> _Exercise details_
Report each line in the records below that contains the string "name", copying every such line in full.

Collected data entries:
_ _ _ _ _
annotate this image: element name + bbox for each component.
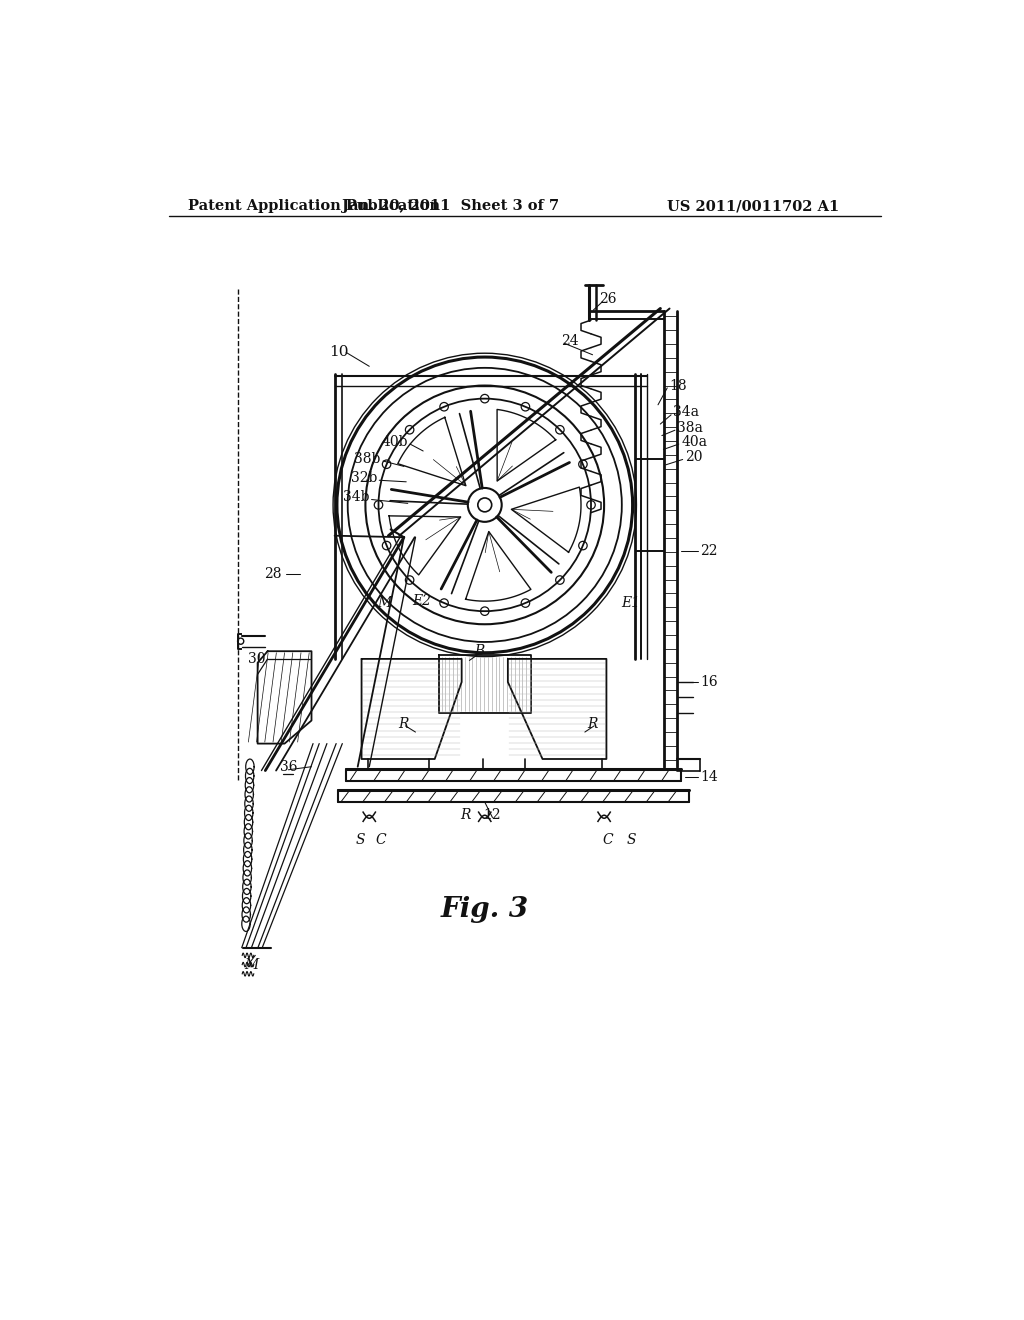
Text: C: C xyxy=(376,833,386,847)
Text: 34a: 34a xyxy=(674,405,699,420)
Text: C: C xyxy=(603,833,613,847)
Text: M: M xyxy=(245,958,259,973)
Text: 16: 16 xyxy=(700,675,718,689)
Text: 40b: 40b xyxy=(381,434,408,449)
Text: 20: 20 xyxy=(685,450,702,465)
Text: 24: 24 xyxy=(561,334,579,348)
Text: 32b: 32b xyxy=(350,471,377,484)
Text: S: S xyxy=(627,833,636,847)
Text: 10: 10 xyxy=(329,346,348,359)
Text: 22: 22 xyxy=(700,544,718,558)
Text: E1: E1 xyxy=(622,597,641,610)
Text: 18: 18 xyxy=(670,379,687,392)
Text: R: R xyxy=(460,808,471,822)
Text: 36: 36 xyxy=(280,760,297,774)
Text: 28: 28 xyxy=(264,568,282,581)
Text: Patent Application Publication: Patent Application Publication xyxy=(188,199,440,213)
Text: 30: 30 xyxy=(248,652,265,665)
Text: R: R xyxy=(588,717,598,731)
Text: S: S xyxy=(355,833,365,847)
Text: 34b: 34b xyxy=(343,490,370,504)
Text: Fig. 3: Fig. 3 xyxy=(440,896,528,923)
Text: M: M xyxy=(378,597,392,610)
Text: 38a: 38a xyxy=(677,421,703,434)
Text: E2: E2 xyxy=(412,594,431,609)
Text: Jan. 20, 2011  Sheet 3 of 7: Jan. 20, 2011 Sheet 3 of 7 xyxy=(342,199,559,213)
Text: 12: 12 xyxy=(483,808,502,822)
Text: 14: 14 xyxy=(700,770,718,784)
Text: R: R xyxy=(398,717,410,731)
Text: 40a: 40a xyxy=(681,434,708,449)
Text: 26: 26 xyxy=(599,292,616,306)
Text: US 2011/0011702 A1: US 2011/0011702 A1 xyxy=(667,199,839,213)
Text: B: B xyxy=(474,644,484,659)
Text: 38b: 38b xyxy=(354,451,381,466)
_ _ _ _ _
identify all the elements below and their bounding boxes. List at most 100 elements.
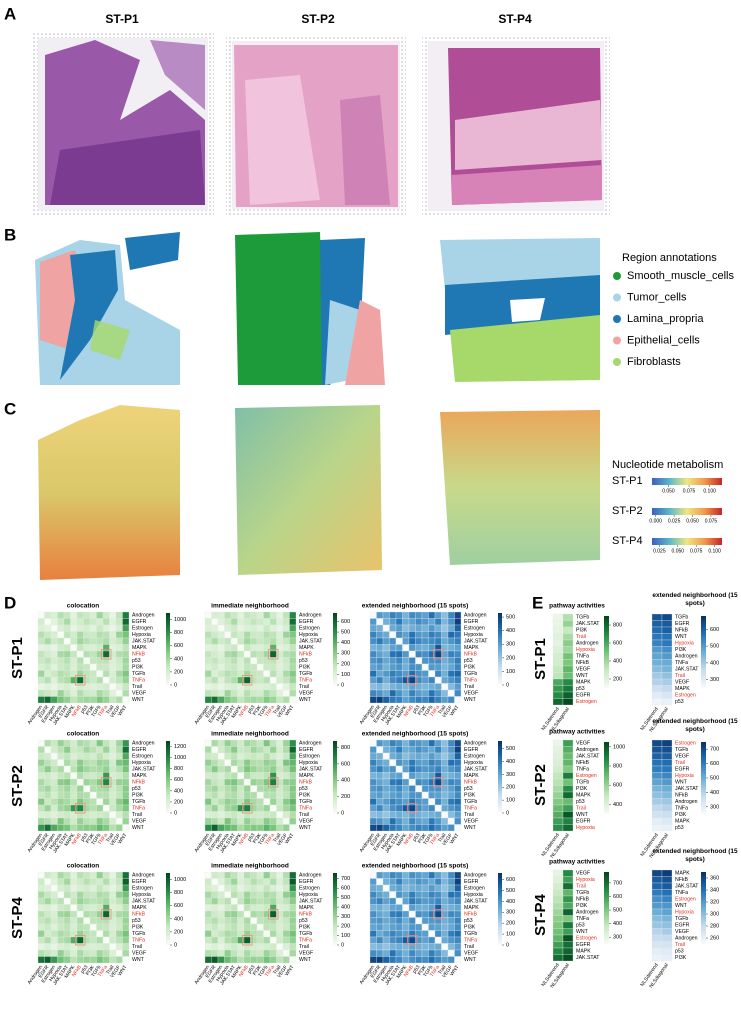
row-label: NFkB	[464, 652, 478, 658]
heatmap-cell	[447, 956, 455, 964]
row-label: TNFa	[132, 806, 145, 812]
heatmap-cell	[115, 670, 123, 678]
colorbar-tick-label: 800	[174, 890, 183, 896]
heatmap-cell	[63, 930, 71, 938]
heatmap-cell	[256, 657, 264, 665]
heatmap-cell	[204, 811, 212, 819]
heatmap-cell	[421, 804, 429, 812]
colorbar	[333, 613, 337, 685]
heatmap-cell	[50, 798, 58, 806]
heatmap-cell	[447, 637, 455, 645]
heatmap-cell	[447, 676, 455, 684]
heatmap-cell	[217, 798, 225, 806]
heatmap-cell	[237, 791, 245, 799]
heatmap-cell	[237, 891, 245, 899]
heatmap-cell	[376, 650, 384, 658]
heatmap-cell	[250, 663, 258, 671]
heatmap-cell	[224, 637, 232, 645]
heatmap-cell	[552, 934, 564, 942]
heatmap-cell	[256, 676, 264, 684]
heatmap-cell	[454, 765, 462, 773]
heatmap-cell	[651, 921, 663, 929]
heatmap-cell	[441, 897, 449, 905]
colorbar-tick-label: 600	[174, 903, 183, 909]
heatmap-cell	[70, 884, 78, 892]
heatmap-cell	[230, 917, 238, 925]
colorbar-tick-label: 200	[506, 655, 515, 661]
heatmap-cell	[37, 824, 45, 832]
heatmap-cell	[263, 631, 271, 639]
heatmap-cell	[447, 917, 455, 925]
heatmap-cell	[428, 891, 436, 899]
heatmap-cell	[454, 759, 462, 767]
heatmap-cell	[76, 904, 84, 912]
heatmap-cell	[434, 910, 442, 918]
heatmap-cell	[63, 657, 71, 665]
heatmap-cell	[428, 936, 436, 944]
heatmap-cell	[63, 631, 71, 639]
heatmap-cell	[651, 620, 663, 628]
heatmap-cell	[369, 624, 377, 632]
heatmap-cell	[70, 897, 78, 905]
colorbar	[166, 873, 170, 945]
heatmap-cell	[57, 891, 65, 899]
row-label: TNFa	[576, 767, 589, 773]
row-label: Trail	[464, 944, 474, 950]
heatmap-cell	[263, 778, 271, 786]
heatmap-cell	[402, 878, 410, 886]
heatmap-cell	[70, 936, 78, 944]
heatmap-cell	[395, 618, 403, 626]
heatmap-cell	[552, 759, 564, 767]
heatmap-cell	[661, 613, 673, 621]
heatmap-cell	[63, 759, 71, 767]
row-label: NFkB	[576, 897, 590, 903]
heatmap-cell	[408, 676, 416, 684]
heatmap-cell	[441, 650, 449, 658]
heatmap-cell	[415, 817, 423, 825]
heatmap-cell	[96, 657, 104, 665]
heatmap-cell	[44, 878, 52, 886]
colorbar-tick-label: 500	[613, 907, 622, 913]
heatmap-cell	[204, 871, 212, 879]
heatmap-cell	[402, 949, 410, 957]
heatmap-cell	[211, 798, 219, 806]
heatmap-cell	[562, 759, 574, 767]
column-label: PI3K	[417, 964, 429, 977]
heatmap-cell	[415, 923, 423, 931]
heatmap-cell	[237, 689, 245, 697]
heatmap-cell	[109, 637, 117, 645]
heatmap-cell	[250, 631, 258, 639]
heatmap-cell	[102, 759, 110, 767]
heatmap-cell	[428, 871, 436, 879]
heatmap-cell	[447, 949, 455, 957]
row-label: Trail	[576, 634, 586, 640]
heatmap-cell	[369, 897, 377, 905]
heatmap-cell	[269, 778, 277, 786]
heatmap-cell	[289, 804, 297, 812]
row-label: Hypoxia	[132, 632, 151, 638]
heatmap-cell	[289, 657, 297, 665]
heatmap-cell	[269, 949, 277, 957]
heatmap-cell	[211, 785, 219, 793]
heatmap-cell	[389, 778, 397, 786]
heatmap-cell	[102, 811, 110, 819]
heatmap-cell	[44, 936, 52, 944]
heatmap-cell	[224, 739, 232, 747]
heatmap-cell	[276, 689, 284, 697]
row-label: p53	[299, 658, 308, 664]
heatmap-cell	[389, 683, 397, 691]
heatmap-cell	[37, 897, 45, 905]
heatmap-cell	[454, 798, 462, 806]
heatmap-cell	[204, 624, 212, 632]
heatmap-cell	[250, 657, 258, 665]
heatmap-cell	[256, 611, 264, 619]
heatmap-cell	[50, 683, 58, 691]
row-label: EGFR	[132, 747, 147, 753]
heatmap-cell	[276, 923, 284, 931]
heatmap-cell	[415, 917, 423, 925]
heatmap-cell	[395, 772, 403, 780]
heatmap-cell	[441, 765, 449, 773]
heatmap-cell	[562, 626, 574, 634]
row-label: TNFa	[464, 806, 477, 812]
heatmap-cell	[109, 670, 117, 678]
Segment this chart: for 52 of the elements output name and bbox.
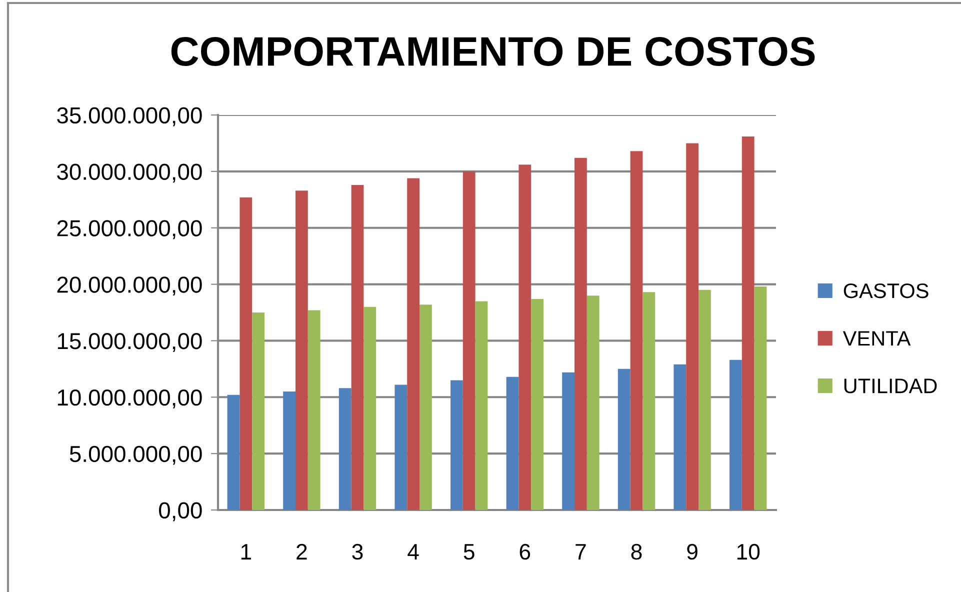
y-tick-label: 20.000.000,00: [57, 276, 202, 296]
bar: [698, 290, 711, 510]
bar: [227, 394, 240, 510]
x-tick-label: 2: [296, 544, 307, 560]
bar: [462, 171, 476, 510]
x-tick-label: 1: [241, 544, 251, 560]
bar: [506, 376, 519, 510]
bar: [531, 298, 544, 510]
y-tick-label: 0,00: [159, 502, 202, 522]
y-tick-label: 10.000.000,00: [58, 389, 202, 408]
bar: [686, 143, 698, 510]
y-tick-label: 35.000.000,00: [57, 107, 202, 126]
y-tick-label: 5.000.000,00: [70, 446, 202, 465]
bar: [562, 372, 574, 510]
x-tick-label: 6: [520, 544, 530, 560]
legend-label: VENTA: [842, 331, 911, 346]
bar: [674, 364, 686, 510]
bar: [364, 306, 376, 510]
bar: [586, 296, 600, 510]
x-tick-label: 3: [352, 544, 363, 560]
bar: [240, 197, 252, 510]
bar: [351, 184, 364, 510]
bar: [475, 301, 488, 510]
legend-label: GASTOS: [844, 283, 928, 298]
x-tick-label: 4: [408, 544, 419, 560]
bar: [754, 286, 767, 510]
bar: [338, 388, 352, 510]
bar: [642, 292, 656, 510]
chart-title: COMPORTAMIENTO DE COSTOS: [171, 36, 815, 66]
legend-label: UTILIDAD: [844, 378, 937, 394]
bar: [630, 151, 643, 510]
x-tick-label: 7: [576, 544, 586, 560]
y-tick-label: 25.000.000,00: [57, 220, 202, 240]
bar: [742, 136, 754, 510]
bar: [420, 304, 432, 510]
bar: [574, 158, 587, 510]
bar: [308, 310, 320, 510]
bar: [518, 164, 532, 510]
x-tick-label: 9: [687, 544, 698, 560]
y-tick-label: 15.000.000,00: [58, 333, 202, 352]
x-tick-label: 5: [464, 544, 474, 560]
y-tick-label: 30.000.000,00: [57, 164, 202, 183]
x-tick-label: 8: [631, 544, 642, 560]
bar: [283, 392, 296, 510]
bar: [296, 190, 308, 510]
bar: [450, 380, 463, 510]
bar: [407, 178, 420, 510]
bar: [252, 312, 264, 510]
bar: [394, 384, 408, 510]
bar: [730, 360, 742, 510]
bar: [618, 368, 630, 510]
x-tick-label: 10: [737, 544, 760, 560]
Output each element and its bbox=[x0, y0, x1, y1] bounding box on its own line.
_ _ _ _ _
> _Final result_
annotate this image: element name + bbox for each component.
Segment this chart: for 52 of the elements output name and bbox.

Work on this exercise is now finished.